#### MATERIAL ####

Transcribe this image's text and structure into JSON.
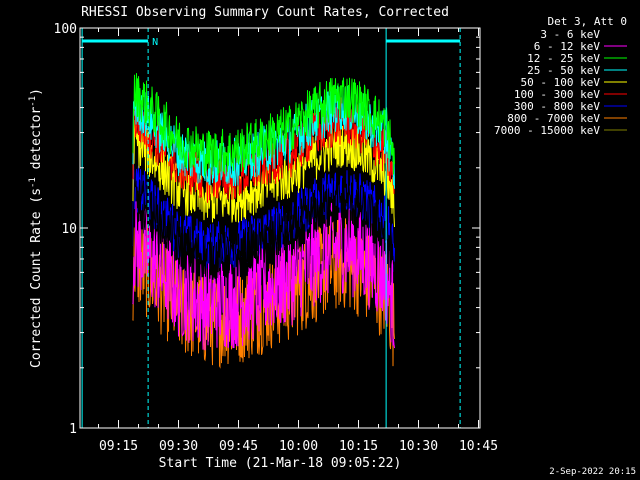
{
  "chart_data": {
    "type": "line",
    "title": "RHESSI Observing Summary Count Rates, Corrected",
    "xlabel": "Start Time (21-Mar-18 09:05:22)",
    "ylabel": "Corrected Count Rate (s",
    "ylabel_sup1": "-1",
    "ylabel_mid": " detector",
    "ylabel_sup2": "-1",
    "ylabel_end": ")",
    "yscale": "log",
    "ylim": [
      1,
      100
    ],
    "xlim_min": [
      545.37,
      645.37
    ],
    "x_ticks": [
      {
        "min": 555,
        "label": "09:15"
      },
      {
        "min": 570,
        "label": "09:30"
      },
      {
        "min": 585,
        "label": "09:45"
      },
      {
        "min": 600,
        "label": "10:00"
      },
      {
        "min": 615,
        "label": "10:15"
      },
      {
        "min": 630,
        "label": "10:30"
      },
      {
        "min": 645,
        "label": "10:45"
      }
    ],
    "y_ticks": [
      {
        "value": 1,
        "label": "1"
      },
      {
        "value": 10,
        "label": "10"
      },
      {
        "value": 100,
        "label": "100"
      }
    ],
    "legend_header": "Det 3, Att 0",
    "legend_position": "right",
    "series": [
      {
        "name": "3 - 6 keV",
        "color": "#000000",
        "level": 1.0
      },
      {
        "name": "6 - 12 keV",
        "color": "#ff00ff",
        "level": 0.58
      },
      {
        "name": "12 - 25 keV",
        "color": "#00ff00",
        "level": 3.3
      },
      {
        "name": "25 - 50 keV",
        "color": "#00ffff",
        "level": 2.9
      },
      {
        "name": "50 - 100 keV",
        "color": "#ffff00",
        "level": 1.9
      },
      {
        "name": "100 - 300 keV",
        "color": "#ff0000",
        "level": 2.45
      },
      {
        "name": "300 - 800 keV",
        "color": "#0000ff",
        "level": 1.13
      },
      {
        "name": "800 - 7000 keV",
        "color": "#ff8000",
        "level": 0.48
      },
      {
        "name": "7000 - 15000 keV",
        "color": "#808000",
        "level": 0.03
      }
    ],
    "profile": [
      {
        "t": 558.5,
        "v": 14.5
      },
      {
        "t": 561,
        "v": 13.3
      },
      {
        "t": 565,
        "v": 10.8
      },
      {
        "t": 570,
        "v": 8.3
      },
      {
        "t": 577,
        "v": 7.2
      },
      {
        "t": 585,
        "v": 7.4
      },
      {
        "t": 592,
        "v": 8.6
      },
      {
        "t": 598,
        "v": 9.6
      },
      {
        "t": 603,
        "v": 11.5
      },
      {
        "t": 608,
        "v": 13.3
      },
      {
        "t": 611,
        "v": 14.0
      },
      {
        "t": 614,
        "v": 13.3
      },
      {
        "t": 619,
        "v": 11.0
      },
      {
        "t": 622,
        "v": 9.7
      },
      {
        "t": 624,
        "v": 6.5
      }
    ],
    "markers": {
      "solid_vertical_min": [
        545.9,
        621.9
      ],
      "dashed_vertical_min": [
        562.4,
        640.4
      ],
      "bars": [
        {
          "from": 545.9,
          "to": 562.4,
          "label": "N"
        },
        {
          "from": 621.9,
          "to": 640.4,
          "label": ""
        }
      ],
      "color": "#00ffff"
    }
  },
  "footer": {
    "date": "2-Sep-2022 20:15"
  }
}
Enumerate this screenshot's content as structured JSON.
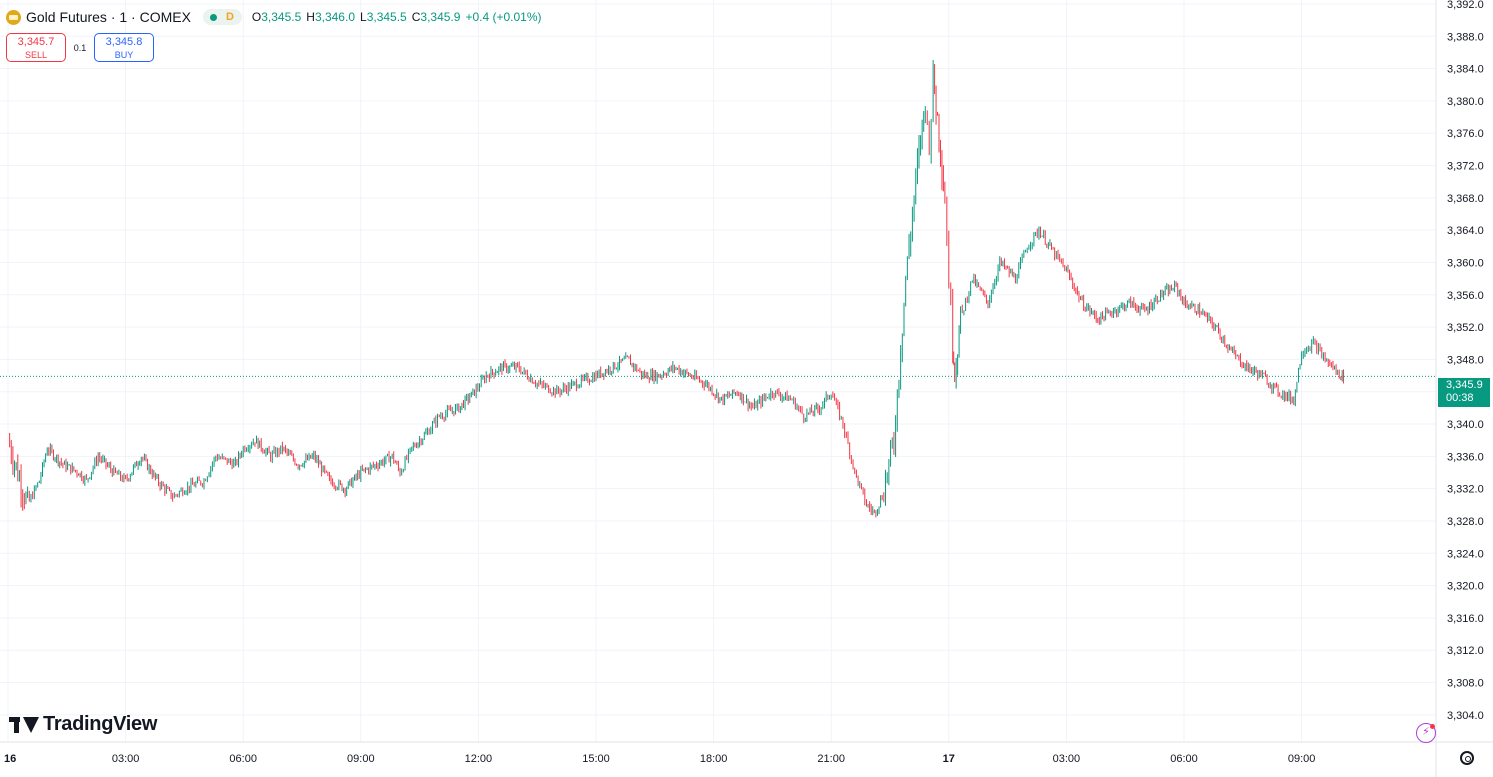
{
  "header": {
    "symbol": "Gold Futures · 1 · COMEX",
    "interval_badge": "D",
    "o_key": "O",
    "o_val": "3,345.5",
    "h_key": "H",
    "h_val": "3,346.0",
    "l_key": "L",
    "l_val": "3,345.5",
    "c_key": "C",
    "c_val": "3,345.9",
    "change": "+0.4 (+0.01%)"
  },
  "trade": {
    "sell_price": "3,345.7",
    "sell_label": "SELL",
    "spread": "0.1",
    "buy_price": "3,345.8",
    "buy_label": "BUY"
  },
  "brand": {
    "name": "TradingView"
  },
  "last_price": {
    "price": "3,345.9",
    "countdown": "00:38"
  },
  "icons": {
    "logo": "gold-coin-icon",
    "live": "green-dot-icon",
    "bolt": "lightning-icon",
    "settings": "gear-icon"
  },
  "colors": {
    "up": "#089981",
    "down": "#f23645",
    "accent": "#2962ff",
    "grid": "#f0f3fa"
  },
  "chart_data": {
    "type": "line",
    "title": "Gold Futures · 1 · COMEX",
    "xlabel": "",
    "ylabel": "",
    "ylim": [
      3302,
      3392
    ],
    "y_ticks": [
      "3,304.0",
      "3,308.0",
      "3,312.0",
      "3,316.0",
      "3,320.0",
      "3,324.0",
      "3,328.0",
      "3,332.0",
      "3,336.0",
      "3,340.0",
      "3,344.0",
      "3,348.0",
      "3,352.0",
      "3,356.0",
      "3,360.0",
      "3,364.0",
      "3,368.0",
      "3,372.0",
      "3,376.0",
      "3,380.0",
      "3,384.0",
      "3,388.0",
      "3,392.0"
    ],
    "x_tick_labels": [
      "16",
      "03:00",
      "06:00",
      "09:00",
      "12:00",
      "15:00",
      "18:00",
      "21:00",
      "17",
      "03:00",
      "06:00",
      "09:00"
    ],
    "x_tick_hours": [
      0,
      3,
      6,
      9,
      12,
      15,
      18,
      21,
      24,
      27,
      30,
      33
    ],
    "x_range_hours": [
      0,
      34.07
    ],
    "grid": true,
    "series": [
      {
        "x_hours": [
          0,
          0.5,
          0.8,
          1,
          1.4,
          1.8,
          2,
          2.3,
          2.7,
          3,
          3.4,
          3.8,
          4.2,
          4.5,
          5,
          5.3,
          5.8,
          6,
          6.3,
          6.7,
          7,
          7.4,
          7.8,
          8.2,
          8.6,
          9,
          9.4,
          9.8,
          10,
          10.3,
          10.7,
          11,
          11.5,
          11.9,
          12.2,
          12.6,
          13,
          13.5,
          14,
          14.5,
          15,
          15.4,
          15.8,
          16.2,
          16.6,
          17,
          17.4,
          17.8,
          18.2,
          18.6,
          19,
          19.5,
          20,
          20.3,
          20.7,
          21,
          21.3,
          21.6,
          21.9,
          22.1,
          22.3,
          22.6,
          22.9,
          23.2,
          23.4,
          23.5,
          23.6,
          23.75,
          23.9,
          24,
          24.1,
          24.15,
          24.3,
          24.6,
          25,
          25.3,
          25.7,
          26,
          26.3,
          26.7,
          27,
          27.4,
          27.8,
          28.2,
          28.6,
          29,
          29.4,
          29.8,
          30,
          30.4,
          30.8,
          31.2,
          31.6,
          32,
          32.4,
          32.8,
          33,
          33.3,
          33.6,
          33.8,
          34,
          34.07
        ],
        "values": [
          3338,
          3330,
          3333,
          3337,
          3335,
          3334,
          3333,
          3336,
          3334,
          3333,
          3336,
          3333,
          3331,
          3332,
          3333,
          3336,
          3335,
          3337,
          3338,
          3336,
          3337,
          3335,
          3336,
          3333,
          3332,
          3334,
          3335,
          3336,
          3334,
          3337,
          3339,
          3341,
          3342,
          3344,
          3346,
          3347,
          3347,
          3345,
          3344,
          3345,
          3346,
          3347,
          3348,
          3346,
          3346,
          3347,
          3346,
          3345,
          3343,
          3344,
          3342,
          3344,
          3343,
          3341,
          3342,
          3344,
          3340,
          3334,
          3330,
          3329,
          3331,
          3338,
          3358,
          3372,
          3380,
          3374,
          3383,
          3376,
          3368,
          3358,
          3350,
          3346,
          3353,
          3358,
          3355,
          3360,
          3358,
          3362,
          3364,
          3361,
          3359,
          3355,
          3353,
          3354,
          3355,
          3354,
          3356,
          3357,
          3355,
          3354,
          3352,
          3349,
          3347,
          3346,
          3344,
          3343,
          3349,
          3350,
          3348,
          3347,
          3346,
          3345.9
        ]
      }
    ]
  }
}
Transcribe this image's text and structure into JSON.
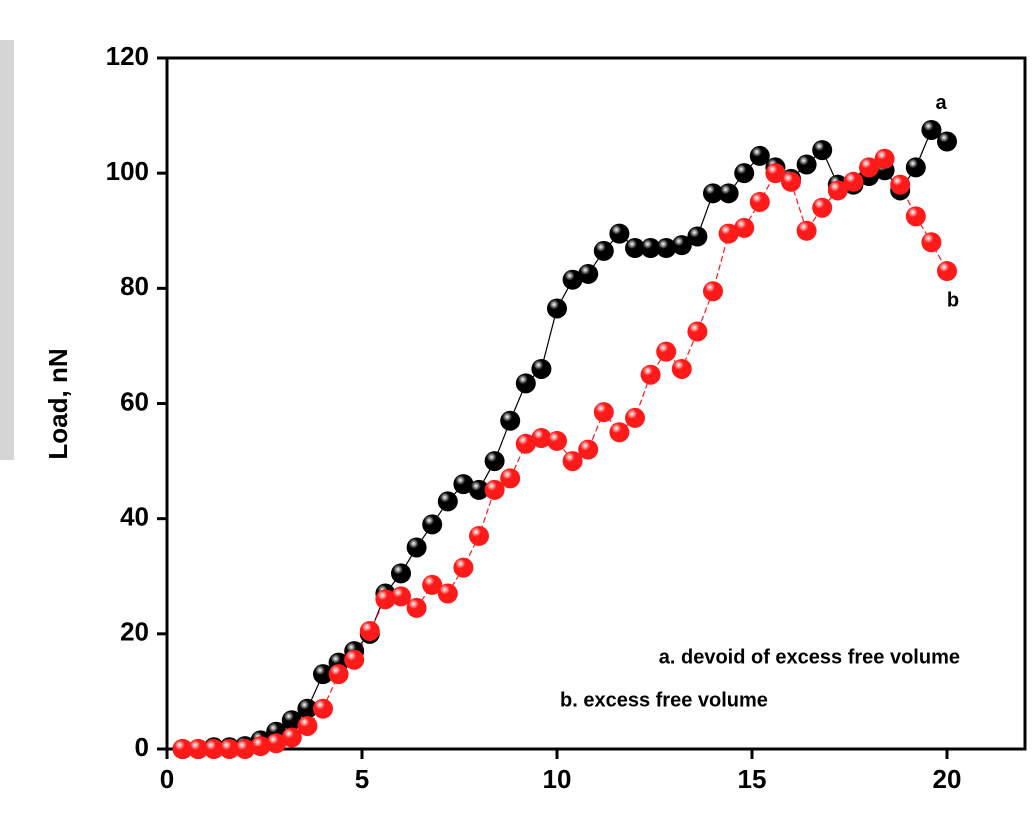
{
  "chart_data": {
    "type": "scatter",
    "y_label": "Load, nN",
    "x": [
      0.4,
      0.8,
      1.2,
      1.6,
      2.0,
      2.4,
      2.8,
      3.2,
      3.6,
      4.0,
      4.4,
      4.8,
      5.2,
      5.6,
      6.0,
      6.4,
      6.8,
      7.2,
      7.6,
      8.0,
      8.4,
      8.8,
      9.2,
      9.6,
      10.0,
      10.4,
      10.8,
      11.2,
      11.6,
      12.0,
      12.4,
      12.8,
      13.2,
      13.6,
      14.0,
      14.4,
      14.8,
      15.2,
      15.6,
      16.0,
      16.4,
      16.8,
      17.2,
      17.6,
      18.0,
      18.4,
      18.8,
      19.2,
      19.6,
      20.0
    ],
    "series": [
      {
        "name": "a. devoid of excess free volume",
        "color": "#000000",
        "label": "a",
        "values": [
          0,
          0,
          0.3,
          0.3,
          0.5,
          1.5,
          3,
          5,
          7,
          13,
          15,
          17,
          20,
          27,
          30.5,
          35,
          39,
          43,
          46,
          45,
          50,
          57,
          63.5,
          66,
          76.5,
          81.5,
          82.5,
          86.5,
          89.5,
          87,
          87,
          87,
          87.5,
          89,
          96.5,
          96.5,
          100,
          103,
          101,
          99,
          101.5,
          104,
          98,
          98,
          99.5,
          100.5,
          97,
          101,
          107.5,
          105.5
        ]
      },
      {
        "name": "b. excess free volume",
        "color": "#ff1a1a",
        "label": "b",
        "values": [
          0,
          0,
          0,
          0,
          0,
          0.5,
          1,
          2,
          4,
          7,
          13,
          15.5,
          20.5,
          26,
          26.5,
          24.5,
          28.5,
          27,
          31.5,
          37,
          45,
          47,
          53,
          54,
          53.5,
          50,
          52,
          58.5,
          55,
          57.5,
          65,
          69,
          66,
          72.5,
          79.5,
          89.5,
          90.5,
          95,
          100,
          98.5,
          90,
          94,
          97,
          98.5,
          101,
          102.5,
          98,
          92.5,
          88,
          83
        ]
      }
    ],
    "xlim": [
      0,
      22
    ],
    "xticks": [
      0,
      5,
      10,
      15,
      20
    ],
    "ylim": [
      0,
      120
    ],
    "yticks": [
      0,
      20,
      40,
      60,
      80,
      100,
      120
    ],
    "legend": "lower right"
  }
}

####

▶ _WHAT THE TASK REQUIRES_: Find all lines with "free" in them and copy each one.

▶ _SOLUTION BELOW_:
        "name": "a. devoid of excess free volume",
        "name": "b. excess free volume",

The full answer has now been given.